--- start TASK INPUTS ---

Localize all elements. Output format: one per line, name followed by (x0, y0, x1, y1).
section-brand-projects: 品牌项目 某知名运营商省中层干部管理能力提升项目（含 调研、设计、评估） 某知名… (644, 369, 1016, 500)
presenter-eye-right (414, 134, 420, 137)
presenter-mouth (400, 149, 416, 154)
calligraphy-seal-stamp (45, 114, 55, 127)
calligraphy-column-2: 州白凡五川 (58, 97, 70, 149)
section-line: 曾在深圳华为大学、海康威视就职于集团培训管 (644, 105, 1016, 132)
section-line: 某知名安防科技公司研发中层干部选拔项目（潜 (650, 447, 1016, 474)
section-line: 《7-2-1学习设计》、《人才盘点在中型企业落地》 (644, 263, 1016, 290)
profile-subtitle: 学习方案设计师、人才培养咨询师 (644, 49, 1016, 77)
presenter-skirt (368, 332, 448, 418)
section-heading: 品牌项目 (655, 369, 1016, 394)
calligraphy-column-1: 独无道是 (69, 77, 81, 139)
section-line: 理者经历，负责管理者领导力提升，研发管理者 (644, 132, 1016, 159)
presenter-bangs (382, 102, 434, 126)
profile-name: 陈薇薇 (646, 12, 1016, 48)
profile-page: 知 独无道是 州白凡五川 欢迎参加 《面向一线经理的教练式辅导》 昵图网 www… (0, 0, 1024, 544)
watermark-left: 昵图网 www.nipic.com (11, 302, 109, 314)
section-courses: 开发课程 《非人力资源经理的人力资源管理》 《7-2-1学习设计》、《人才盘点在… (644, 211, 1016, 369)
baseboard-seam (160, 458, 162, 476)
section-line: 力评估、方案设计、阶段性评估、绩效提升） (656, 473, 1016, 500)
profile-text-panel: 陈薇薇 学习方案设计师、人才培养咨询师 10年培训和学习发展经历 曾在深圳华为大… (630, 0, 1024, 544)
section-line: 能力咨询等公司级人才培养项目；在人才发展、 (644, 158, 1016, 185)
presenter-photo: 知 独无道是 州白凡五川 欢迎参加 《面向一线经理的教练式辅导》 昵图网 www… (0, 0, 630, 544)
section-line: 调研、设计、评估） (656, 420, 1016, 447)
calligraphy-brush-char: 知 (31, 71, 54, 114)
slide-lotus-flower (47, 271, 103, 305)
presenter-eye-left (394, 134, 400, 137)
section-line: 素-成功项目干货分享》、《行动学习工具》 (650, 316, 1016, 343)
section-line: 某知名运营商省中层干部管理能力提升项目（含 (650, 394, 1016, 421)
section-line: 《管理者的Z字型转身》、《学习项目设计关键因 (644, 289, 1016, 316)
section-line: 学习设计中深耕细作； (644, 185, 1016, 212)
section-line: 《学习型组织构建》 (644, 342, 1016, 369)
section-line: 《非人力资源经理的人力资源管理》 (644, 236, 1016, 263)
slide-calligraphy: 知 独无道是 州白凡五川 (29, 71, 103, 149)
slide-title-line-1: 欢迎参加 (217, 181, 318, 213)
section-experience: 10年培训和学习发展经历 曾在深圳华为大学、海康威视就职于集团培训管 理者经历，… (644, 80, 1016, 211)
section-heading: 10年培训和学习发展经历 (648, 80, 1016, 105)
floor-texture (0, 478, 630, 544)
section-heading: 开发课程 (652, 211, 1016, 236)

--- end TASK INPUTS ---

■ **TASK BRIEF**:
Return these lines unchanged, character for character.

■ **SOLUTION**:
Localize all elements. Output format: one per line, name followed by (x0, y0, x1, y1).
section-brand-projects: 品牌项目 某知名运营商省中层干部管理能力提升项目（含 调研、设计、评估） 某知名… (644, 369, 1016, 500)
presenter-eye-right (414, 134, 420, 137)
presenter-mouth (400, 149, 416, 154)
calligraphy-seal-stamp (45, 114, 55, 127)
calligraphy-column-2: 州白凡五川 (58, 97, 70, 149)
section-line: 曾在深圳华为大学、海康威视就职于集团培训管 (644, 105, 1016, 132)
section-line: 某知名安防科技公司研发中层干部选拔项目（潜 (650, 447, 1016, 474)
section-line: 《7-2-1学习设计》、《人才盘点在中型企业落地》 (644, 263, 1016, 290)
profile-subtitle: 学习方案设计师、人才培养咨询师 (644, 49, 1016, 77)
presenter-skirt (368, 332, 448, 418)
section-heading: 品牌项目 (655, 369, 1016, 394)
calligraphy-column-1: 独无道是 (69, 77, 81, 139)
section-line: 理者经历，负责管理者领导力提升，研发管理者 (644, 132, 1016, 159)
presenter-bangs (382, 102, 434, 126)
profile-name: 陈薇薇 (646, 12, 1016, 48)
profile-page: 知 独无道是 州白凡五川 欢迎参加 《面向一线经理的教练式辅导》 昵图网 www… (0, 0, 1024, 544)
watermark-left: 昵图网 www.nipic.com (11, 302, 109, 314)
section-courses: 开发课程 《非人力资源经理的人力资源管理》 《7-2-1学习设计》、《人才盘点在… (644, 211, 1016, 369)
baseboard-seam (160, 458, 162, 476)
section-line: 力评估、方案设计、阶段性评估、绩效提升） (656, 473, 1016, 500)
profile-text-panel: 陈薇薇 学习方案设计师、人才培养咨询师 10年培训和学习发展经历 曾在深圳华为大… (630, 0, 1024, 544)
section-line: 能力咨询等公司级人才培养项目；在人才发展、 (644, 158, 1016, 185)
presenter-photo: 知 独无道是 州白凡五川 欢迎参加 《面向一线经理的教练式辅导》 昵图网 www… (0, 0, 630, 544)
section-line: 调研、设计、评估） (656, 420, 1016, 447)
calligraphy-brush-char: 知 (31, 71, 54, 114)
slide-lotus-flower (47, 271, 103, 305)
presenter-eye-left (394, 134, 400, 137)
section-line: 素-成功项目干货分享》、《行动学习工具》 (650, 316, 1016, 343)
section-line: 某知名运营商省中层干部管理能力提升项目（含 (650, 394, 1016, 421)
section-line: 《管理者的Z字型转身》、《学习项目设计关键因 (644, 289, 1016, 316)
section-line: 学习设计中深耕细作； (644, 185, 1016, 212)
section-line: 《学习型组织构建》 (644, 342, 1016, 369)
section-line: 《非人力资源经理的人力资源管理》 (644, 236, 1016, 263)
slide-calligraphy: 知 独无道是 州白凡五川 (29, 71, 103, 149)
slide-title-line-1: 欢迎参加 (217, 181, 318, 213)
section-experience: 10年培训和学习发展经历 曾在深圳华为大学、海康威视就职于集团培训管 理者经历，… (644, 80, 1016, 211)
section-heading: 10年培训和学习发展经历 (648, 80, 1016, 105)
floor-texture (0, 478, 630, 544)
section-heading: 开发课程 (652, 211, 1016, 236)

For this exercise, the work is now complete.